◆ **Input records**:
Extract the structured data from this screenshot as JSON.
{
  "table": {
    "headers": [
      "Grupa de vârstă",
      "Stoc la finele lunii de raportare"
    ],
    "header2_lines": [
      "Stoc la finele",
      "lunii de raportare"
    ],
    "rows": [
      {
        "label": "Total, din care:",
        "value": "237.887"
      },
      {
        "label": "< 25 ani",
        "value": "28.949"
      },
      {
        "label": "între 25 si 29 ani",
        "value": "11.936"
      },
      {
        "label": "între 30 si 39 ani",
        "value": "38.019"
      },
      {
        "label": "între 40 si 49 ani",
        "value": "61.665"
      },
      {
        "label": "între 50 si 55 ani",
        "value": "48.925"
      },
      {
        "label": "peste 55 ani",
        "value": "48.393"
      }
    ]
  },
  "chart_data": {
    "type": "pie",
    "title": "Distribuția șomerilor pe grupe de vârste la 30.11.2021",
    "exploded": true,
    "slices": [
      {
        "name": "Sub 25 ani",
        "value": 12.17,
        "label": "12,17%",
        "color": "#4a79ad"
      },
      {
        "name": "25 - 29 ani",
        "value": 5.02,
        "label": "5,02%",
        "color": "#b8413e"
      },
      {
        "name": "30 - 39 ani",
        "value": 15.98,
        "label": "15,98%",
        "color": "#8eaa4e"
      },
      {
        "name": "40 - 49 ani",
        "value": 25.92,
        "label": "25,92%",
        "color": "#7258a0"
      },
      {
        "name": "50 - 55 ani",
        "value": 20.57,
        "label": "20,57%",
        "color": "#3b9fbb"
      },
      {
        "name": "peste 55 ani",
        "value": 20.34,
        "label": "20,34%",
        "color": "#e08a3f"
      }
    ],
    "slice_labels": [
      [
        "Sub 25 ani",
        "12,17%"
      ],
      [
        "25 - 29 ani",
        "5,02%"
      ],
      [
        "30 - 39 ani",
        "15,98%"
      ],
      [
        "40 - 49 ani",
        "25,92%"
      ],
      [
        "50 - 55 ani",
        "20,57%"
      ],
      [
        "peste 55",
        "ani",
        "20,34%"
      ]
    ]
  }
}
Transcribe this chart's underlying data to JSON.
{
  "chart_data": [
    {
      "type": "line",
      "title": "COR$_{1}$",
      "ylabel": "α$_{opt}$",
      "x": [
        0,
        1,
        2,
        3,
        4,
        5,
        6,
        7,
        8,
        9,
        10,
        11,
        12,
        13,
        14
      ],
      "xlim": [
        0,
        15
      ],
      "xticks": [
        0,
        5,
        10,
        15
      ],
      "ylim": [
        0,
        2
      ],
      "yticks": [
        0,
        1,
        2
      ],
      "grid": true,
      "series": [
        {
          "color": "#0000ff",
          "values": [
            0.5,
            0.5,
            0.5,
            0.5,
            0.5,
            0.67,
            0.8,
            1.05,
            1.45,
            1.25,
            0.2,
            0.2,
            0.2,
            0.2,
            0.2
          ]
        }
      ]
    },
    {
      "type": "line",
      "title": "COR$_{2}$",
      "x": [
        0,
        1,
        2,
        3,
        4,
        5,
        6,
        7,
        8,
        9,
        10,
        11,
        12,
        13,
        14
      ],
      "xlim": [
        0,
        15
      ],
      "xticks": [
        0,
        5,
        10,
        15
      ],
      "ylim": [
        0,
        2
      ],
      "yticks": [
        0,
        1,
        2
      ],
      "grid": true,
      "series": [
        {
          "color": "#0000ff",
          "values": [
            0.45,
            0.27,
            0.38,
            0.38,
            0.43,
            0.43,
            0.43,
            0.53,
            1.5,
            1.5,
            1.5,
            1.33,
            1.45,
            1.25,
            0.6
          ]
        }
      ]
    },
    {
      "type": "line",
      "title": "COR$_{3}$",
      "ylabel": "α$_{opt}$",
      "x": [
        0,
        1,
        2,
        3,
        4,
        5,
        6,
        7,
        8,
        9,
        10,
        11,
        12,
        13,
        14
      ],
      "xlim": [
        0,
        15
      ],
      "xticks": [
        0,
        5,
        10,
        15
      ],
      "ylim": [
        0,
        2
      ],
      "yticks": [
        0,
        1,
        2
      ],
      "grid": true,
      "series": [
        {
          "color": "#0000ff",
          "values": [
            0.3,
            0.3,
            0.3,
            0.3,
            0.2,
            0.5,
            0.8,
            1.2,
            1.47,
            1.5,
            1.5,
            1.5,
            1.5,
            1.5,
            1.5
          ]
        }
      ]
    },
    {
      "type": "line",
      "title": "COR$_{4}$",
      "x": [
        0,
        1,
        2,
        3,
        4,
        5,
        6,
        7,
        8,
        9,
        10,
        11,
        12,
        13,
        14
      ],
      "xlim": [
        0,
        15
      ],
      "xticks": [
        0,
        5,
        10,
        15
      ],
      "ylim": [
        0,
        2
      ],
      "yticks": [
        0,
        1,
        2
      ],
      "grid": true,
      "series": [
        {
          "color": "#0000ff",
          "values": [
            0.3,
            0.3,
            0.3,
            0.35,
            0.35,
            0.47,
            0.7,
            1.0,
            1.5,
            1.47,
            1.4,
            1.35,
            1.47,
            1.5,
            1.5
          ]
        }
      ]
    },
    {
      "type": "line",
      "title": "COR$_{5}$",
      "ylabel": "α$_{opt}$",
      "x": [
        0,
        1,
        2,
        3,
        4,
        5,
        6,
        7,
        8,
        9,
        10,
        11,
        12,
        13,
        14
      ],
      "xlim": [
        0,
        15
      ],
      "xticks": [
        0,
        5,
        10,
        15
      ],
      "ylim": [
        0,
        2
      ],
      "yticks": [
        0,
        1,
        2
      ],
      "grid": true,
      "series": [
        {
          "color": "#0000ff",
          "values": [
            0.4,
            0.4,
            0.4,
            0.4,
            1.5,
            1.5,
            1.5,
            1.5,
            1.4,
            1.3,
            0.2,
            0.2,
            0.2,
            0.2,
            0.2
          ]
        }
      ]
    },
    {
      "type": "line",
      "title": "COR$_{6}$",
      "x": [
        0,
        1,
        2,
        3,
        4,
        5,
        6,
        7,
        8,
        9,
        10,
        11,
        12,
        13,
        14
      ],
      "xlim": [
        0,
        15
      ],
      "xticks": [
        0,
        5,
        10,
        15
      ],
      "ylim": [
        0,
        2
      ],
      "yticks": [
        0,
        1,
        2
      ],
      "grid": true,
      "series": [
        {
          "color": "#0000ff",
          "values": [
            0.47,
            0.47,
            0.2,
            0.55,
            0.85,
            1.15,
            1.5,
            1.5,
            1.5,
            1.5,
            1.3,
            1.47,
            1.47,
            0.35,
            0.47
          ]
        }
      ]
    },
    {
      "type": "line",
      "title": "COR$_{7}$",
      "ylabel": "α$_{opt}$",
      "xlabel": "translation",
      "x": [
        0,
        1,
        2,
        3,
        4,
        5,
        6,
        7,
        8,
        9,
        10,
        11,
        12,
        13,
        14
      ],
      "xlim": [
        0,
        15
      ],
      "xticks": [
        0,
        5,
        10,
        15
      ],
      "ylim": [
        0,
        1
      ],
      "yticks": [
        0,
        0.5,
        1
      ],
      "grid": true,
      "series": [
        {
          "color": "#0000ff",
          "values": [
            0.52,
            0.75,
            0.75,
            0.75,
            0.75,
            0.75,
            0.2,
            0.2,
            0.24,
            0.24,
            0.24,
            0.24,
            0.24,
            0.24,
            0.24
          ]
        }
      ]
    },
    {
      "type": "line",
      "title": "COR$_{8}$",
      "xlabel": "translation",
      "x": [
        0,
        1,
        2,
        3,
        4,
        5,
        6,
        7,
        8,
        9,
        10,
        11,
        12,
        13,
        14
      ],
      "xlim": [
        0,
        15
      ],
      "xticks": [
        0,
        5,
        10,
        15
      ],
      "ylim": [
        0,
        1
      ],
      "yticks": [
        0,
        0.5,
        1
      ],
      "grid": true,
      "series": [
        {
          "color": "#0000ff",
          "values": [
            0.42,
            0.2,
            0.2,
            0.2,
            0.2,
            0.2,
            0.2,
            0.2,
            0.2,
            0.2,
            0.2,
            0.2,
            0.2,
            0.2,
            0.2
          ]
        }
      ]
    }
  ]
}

◆ **Task instructions**: Take every line above carrying "title" and return it.

◆ **The completed task**:
    "title": "Distribuția șomerilor pe grupe de vârste la 30.11.2021",
      "title": "COR$_{1}$",
      "title": "COR$_{2}$",
      "title": "COR$_{3}$",
      "title": "COR$_{4}$",
      "title": "COR$_{5}$",
      "title": "COR$_{6}$",
      "title": "COR$_{7}$",
      "title": "COR$_{8}$",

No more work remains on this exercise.